Copy the data precisely, character for character, and leave out every picture.

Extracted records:
-=-=-=-=-
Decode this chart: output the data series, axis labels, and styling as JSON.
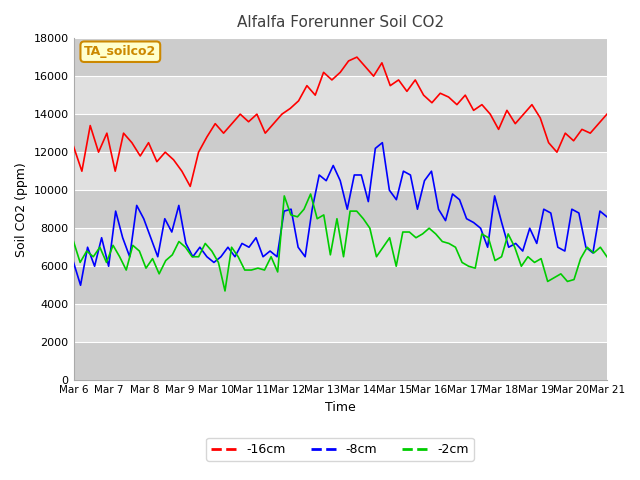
{
  "title": "Alfalfa Forerunner Soil CO2",
  "xlabel": "Time",
  "ylabel": "Soil CO2 (ppm)",
  "ylim": [
    0,
    18000
  ],
  "yticks": [
    0,
    2000,
    4000,
    6000,
    8000,
    10000,
    12000,
    14000,
    16000,
    18000
  ],
  "xtick_labels": [
    "Mar 6",
    "Mar 7",
    "Mar 8",
    "Mar 9",
    "Mar 10",
    "Mar 11",
    "Mar 12",
    "Mar 13",
    "Mar 14",
    "Mar 15",
    "Mar 16",
    "Mar 17",
    "Mar 18",
    "Mar 19",
    "Mar 20",
    "Mar 21"
  ],
  "legend_labels": [
    "-16cm",
    "-8cm",
    "-2cm"
  ],
  "line_colors": [
    "#ff0000",
    "#0000ff",
    "#00cc00"
  ],
  "annotation_text": "TA_soilco2",
  "annotation_color": "#cc8800",
  "annotation_bg": "#ffffcc",
  "bg_color": "#ffffff",
  "plot_bg": "#e0e0e0",
  "band_color": "#cccccc",
  "title_color": "#404040",
  "red_line": [
    12300,
    11000,
    13400,
    12000,
    13000,
    11000,
    13000,
    12500,
    11800,
    12500,
    11500,
    12000,
    11600,
    11000,
    10200,
    12000,
    12800,
    13500,
    13000,
    13500,
    14000,
    13600,
    14000,
    13000,
    13500,
    14000,
    14300,
    14700,
    15500,
    15000,
    16200,
    15800,
    16200,
    16800,
    17000,
    16500,
    16000,
    16700,
    15500,
    15800,
    15200,
    15800,
    15000,
    14600,
    15100,
    14900,
    14500,
    15000,
    14200,
    14500,
    14000,
    13200,
    14200,
    13500,
    14000,
    14500,
    13800,
    12500,
    12000,
    13000,
    12600,
    13200,
    13000,
    13500,
    14000
  ],
  "blue_line": [
    6200,
    5000,
    7000,
    6000,
    7500,
    6000,
    8900,
    7500,
    6500,
    9200,
    8500,
    7500,
    6500,
    8500,
    7800,
    9200,
    7200,
    6500,
    7000,
    6500,
    6200,
    6500,
    7000,
    6500,
    7200,
    7000,
    7500,
    6500,
    6800,
    6500,
    8900,
    9000,
    7000,
    6500,
    9000,
    10800,
    10500,
    11300,
    10500,
    9000,
    10800,
    10800,
    9400,
    12200,
    12500,
    10000,
    9500,
    11000,
    10800,
    9000,
    10500,
    11000,
    9000,
    8400,
    9800,
    9500,
    8500,
    8300,
    8000,
    7000,
    9700,
    8300,
    7000,
    7200,
    6800,
    8000,
    7200,
    9000,
    8800,
    7000,
    6800,
    9000,
    8800,
    7000,
    6700,
    8900,
    8600
  ],
  "green_line": [
    7300,
    6200,
    6800,
    6500,
    7000,
    6200,
    7100,
    6500,
    5800,
    7100,
    6800,
    5900,
    6400,
    5600,
    6300,
    6600,
    7300,
    7000,
    6500,
    6500,
    7200,
    6800,
    6200,
    4700,
    7000,
    6500,
    5800,
    5800,
    5900,
    5800,
    6500,
    5700,
    9700,
    8700,
    8600,
    9000,
    9800,
    8500,
    8700,
    6600,
    8500,
    6500,
    8900,
    8900,
    8500,
    8000,
    6500,
    7000,
    7500,
    6000,
    7800,
    7800,
    7500,
    7700,
    8000,
    7700,
    7300,
    7200,
    7000,
    6200,
    6000,
    5900,
    7700,
    7500,
    6300,
    6500,
    7700,
    7000,
    6000,
    6500,
    6200,
    6400,
    5200,
    5400,
    5600,
    5200,
    5300,
    6400,
    7000,
    6700,
    7000,
    6500
  ],
  "n_days": 15,
  "figsize": [
    6.4,
    4.8
  ],
  "dpi": 100
}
-=-=-=-=-
The output:
Decode this chart: output the data series, axis labels, and styling as JSON.
{
  "title": "Alfalfa Forerunner Soil CO2",
  "xlabel": "Time",
  "ylabel": "Soil CO2 (ppm)",
  "ylim": [
    0,
    18000
  ],
  "yticks": [
    0,
    2000,
    4000,
    6000,
    8000,
    10000,
    12000,
    14000,
    16000,
    18000
  ],
  "xtick_labels": [
    "Mar 6",
    "Mar 7",
    "Mar 8",
    "Mar 9",
    "Mar 10",
    "Mar 11",
    "Mar 12",
    "Mar 13",
    "Mar 14",
    "Mar 15",
    "Mar 16",
    "Mar 17",
    "Mar 18",
    "Mar 19",
    "Mar 20",
    "Mar 21"
  ],
  "legend_labels": [
    "-16cm",
    "-8cm",
    "-2cm"
  ],
  "line_colors": [
    "#ff0000",
    "#0000ff",
    "#00cc00"
  ],
  "annotation_text": "TA_soilco2",
  "annotation_color": "#cc8800",
  "annotation_bg": "#ffffcc",
  "bg_color": "#ffffff",
  "plot_bg": "#e0e0e0",
  "band_color": "#cccccc",
  "title_color": "#404040",
  "red_line": [
    12300,
    11000,
    13400,
    12000,
    13000,
    11000,
    13000,
    12500,
    11800,
    12500,
    11500,
    12000,
    11600,
    11000,
    10200,
    12000,
    12800,
    13500,
    13000,
    13500,
    14000,
    13600,
    14000,
    13000,
    13500,
    14000,
    14300,
    14700,
    15500,
    15000,
    16200,
    15800,
    16200,
    16800,
    17000,
    16500,
    16000,
    16700,
    15500,
    15800,
    15200,
    15800,
    15000,
    14600,
    15100,
    14900,
    14500,
    15000,
    14200,
    14500,
    14000,
    13200,
    14200,
    13500,
    14000,
    14500,
    13800,
    12500,
    12000,
    13000,
    12600,
    13200,
    13000,
    13500,
    14000
  ],
  "blue_line": [
    6200,
    5000,
    7000,
    6000,
    7500,
    6000,
    8900,
    7500,
    6500,
    9200,
    8500,
    7500,
    6500,
    8500,
    7800,
    9200,
    7200,
    6500,
    7000,
    6500,
    6200,
    6500,
    7000,
    6500,
    7200,
    7000,
    7500,
    6500,
    6800,
    6500,
    8900,
    9000,
    7000,
    6500,
    9000,
    10800,
    10500,
    11300,
    10500,
    9000,
    10800,
    10800,
    9400,
    12200,
    12500,
    10000,
    9500,
    11000,
    10800,
    9000,
    10500,
    11000,
    9000,
    8400,
    9800,
    9500,
    8500,
    8300,
    8000,
    7000,
    9700,
    8300,
    7000,
    7200,
    6800,
    8000,
    7200,
    9000,
    8800,
    7000,
    6800,
    9000,
    8800,
    7000,
    6700,
    8900,
    8600
  ],
  "green_line": [
    7300,
    6200,
    6800,
    6500,
    7000,
    6200,
    7100,
    6500,
    5800,
    7100,
    6800,
    5900,
    6400,
    5600,
    6300,
    6600,
    7300,
    7000,
    6500,
    6500,
    7200,
    6800,
    6200,
    4700,
    7000,
    6500,
    5800,
    5800,
    5900,
    5800,
    6500,
    5700,
    9700,
    8700,
    8600,
    9000,
    9800,
    8500,
    8700,
    6600,
    8500,
    6500,
    8900,
    8900,
    8500,
    8000,
    6500,
    7000,
    7500,
    6000,
    7800,
    7800,
    7500,
    7700,
    8000,
    7700,
    7300,
    7200,
    7000,
    6200,
    6000,
    5900,
    7700,
    7500,
    6300,
    6500,
    7700,
    7000,
    6000,
    6500,
    6200,
    6400,
    5200,
    5400,
    5600,
    5200,
    5300,
    6400,
    7000,
    6700,
    7000,
    6500
  ],
  "n_days": 15,
  "figsize": [
    6.4,
    4.8
  ],
  "dpi": 100
}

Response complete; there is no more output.